BEGIN Materials provided

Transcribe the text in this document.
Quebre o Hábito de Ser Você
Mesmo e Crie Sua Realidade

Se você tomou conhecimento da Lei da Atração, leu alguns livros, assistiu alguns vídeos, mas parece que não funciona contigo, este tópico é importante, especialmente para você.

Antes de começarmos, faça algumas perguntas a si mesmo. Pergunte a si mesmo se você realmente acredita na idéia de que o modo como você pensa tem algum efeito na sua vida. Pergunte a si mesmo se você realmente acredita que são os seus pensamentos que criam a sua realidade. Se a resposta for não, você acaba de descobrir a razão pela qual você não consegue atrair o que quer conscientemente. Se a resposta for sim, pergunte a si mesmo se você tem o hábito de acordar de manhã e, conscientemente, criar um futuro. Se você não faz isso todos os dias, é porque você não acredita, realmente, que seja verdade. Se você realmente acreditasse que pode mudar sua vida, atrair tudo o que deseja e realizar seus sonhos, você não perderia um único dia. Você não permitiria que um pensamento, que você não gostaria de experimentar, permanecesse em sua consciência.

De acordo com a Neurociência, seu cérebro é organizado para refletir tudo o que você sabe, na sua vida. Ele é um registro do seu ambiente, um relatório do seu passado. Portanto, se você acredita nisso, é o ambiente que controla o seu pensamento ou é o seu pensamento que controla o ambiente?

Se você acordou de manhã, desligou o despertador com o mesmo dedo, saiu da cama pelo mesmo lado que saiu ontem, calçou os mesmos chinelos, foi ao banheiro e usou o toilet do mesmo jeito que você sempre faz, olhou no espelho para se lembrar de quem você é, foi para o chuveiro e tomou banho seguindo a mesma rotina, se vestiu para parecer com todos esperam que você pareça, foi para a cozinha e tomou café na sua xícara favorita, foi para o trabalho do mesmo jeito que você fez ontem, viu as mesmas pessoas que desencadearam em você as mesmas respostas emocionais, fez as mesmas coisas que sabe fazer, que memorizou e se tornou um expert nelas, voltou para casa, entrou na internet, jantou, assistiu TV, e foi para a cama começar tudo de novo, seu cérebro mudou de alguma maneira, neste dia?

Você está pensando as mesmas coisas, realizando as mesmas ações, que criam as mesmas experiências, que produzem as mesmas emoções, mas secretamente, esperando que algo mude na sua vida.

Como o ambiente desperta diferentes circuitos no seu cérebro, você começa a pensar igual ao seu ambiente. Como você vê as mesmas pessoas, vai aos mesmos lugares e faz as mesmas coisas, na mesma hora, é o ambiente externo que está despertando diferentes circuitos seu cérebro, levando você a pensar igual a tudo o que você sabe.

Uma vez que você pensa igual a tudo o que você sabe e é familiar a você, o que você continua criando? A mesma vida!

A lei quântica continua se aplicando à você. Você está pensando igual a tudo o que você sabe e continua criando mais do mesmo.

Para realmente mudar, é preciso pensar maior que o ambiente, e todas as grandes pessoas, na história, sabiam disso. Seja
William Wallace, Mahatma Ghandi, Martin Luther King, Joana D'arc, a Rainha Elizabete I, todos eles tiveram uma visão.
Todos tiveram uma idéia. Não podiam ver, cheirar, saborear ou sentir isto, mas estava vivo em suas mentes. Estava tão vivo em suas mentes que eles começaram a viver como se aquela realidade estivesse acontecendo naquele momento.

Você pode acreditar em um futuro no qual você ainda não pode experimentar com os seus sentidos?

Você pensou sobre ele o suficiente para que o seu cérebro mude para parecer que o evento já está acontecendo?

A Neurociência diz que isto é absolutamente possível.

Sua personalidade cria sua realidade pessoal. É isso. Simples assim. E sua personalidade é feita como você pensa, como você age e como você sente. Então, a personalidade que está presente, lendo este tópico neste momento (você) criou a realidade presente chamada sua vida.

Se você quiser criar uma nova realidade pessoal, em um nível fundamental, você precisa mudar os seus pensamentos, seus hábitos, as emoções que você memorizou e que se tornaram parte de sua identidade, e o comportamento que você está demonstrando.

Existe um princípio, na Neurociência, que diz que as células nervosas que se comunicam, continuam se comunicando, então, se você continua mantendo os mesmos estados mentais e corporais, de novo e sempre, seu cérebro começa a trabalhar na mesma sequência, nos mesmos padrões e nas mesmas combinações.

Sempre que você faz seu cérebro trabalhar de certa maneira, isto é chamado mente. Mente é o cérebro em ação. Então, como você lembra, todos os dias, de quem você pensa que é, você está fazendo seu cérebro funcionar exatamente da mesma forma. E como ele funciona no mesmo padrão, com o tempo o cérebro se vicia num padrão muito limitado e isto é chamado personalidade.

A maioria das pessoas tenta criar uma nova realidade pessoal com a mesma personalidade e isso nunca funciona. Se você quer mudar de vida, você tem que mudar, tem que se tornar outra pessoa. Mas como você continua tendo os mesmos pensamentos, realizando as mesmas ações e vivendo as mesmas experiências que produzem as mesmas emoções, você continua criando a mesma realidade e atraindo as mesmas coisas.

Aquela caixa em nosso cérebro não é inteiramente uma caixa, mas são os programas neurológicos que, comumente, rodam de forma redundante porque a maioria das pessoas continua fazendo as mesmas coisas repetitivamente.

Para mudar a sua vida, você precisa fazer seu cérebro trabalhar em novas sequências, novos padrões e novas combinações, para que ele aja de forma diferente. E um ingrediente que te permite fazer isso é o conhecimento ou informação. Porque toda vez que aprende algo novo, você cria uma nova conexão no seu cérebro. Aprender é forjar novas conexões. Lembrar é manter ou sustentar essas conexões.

END Materials provided

- What you are asked to do -
For the entries shown above, give the number of lines that include the word "isto", without any other text.

- Exercise output -
3